TASK DATA —
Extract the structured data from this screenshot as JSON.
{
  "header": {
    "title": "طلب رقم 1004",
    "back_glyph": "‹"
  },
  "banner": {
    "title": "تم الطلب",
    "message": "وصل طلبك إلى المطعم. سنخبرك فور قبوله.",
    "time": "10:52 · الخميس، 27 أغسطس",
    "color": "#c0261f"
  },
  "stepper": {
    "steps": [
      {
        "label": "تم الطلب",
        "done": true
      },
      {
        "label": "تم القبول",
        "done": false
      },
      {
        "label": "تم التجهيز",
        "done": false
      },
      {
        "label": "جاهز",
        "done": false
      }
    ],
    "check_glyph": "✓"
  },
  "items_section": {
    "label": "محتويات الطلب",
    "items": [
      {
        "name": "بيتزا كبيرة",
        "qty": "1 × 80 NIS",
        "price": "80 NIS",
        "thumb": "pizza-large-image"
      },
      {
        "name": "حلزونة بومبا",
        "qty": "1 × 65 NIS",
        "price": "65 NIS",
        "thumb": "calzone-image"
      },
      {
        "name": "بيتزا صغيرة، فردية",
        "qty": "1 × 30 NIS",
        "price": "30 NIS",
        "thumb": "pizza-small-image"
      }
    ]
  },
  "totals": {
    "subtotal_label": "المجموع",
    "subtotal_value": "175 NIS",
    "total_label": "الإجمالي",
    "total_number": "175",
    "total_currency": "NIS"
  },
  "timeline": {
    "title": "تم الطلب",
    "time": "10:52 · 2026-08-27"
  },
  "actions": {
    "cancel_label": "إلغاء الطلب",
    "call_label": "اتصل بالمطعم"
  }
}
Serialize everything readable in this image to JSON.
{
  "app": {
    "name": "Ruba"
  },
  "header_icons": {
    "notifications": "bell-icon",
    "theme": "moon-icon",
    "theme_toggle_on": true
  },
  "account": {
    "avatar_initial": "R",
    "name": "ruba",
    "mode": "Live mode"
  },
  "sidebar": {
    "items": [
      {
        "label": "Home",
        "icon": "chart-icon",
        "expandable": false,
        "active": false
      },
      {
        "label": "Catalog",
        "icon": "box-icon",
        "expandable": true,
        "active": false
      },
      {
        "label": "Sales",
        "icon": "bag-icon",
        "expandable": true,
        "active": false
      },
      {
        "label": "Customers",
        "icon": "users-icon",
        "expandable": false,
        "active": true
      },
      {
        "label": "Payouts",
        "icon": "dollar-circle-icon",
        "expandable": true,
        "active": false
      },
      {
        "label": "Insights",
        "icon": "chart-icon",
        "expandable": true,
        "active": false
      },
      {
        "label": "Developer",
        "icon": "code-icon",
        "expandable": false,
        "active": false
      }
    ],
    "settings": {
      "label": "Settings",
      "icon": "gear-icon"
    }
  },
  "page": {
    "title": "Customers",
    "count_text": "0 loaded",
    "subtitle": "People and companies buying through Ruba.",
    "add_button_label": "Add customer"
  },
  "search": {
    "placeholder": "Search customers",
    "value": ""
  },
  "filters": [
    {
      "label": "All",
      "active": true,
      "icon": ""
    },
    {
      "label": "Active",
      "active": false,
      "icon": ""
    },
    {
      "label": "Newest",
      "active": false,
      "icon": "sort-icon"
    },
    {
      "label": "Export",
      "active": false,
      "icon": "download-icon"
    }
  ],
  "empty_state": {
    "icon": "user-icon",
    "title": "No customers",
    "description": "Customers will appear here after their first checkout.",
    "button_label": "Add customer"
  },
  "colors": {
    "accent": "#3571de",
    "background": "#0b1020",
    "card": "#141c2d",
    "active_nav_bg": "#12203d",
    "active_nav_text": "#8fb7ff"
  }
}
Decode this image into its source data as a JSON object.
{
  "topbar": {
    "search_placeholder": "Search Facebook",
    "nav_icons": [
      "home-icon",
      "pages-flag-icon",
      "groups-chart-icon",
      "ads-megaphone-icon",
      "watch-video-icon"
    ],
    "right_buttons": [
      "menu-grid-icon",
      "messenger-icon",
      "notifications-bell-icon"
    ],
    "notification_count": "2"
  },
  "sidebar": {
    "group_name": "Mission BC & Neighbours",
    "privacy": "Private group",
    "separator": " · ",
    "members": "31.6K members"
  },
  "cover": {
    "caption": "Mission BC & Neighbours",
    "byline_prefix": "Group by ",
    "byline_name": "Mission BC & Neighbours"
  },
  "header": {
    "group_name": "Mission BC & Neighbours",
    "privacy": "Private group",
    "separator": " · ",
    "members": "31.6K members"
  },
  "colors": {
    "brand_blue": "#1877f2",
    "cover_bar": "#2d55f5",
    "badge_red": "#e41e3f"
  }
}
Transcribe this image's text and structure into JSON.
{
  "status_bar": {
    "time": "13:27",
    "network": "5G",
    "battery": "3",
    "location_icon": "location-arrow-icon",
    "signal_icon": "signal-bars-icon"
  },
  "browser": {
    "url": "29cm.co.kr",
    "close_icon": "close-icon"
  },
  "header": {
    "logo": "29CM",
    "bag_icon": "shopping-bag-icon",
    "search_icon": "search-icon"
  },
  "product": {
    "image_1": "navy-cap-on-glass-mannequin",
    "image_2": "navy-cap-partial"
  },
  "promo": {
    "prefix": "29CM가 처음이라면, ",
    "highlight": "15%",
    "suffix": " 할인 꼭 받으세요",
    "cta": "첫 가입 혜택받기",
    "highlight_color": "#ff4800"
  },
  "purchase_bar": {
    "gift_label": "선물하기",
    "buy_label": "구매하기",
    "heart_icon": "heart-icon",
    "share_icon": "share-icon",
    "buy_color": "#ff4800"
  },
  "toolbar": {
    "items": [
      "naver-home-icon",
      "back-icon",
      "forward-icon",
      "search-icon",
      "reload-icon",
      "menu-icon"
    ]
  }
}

REQUEST — Each record above should be returned exactly as it appears.

FINISHED ANSWER —
Extract the structured data from this screenshot as JSON.
{
  "header": {
    "title": "طلب رقم 1004",
    "back_glyph": "‹"
  },
  "banner": {
    "title": "تم الطلب",
    "message": "وصل طلبك إلى المطعم. سنخبرك فور قبوله.",
    "time": "10:52 · الخميس، 27 أغسطس",
    "color": "#c0261f"
  },
  "stepper": {
    "steps": [
      {
        "label": "تم الطلب",
        "done": true
      },
      {
        "label": "تم القبول",
        "done": false
      },
      {
        "label": "تم التجهيز",
        "done": false
      },
      {
        "label": "جاهز",
        "done": false
      }
    ],
    "check_glyph": "✓"
  },
  "items_section": {
    "label": "محتويات الطلب",
    "items": [
      {
        "name": "بيتزا كبيرة",
        "qty": "1 × 80 NIS",
        "price": "80 NIS",
        "thumb": "pizza-large-image"
      },
      {
        "name": "حلزونة بومبا",
        "qty": "1 × 65 NIS",
        "price": "65 NIS",
        "thumb": "calzone-image"
      },
      {
        "name": "بيتزا صغيرة، فردية",
        "qty": "1 × 30 NIS",
        "price": "30 NIS",
        "thumb": "pizza-small-image"
      }
    ]
  },
  "totals": {
    "subtotal_label": "المجموع",
    "subtotal_value": "175 NIS",
    "total_label": "الإجمالي",
    "total_number": "175",
    "total_currency": "NIS"
  },
  "timeline": {
    "title": "تم الطلب",
    "time": "10:52 · 2026-08-27"
  },
  "actions": {
    "cancel_label": "إلغاء الطلب",
    "call_label": "اتصل بالمطعم"
  }
}
Serialize everything readable in this image to JSON.
{
  "app": {
    "name": "Ruba"
  },
  "header_icons": {
    "notifications": "bell-icon",
    "theme": "moon-icon",
    "theme_toggle_on": true
  },
  "account": {
    "avatar_initial": "R",
    "name": "ruba",
    "mode": "Live mode"
  },
  "sidebar": {
    "items": [
      {
        "label": "Home",
        "icon": "chart-icon",
        "expandable": false,
        "active": false
      },
      {
        "label": "Catalog",
        "icon": "box-icon",
        "expandable": true,
        "active": false
      },
      {
        "label": "Sales",
        "icon": "bag-icon",
        "expandable": true,
        "active": false
      },
      {
        "label": "Customers",
        "icon": "users-icon",
        "expandable": false,
        "active": true
      },
      {
        "label": "Payouts",
        "icon": "dollar-circle-icon",
        "expandable": true,
        "active": false
      },
      {
        "label": "Insights",
        "icon": "chart-icon",
        "expandable": true,
        "active": false
      },
      {
        "label": "Developer",
        "icon": "code-icon",
        "expandable": false,
        "active": false
      }
    ],
    "settings": {
      "label": "Settings",
      "icon": "gear-icon"
    }
  },
  "page": {
    "title": "Customers",
    "count_text": "0 loaded",
    "subtitle": "People and companies buying through Ruba.",
    "add_button_label": "Add customer"
  },
  "search": {
    "placeholder": "Search customers",
    "value": ""
  },
  "filters": [
    {
      "label": "All",
      "active": true,
      "icon": ""
    },
    {
      "label": "Active",
      "active": false,
      "icon": ""
    },
    {
      "label": "Newest",
      "active": false,
      "icon": "sort-icon"
    },
    {
      "label": "Export",
      "active": false,
      "icon": "download-icon"
    }
  ],
  "empty_state": {
    "icon": "user-icon",
    "title": "No customers",
    "description": "Customers will appear here after their first checkout.",
    "button_label": "Add customer"
  },
  "colors": {
    "accent": "#3571de",
    "background": "#0b1020",
    "card": "#141c2d",
    "active_nav_bg": "#12203d",
    "active_nav_text": "#8fb7ff"
  }
}
Decode this image into its source data as a JSON object.
{
  "topbar": {
    "search_placeholder": "Search Facebook",
    "nav_icons": [
      "home-icon",
      "pages-flag-icon",
      "groups-chart-icon",
      "ads-megaphone-icon",
      "watch-video-icon"
    ],
    "right_buttons": [
      "menu-grid-icon",
      "messenger-icon",
      "notifications-bell-icon"
    ],
    "notification_count": "2"
  },
  "sidebar": {
    "group_name": "Mission BC & Neighbours",
    "privacy": "Private group",
    "separator": " · ",
    "members": "31.6K members"
  },
  "cover": {
    "caption": "Mission BC & Neighbours",
    "byline_prefix": "Group by ",
    "byline_name": "Mission BC & Neighbours"
  },
  "header": {
    "group_name": "Mission BC & Neighbours",
    "privacy": "Private group",
    "separator": " · ",
    "members": "31.6K members"
  },
  "colors": {
    "brand_blue": "#1877f2",
    "cover_bar": "#2d55f5",
    "badge_red": "#e41e3f"
  }
}
Transcribe this image's text and structure into JSON.
{
  "status_bar": {
    "time": "13:27",
    "network": "5G",
    "battery": "3",
    "location_icon": "location-arrow-icon",
    "signal_icon": "signal-bars-icon"
  },
  "browser": {
    "url": "29cm.co.kr",
    "close_icon": "close-icon"
  },
  "header": {
    "logo": "29CM",
    "bag_icon": "shopping-bag-icon",
    "search_icon": "search-icon"
  },
  "product": {
    "image_1": "navy-cap-on-glass-mannequin",
    "image_2": "navy-cap-partial"
  },
  "promo": {
    "prefix": "29CM가 처음이라면, ",
    "highlight": "15%",
    "suffix": " 할인 꼭 받으세요",
    "cta": "첫 가입 혜택받기",
    "highlight_color": "#ff4800"
  },
  "purchase_bar": {
    "gift_label": "선물하기",
    "buy_label": "구매하기",
    "heart_icon": "heart-icon",
    "share_icon": "share-icon",
    "buy_color": "#ff4800"
  },
  "toolbar": {
    "items": [
      "naver-home-icon",
      "back-icon",
      "forward-icon",
      "search-icon",
      "reload-icon",
      "menu-icon"
    ]
  }
}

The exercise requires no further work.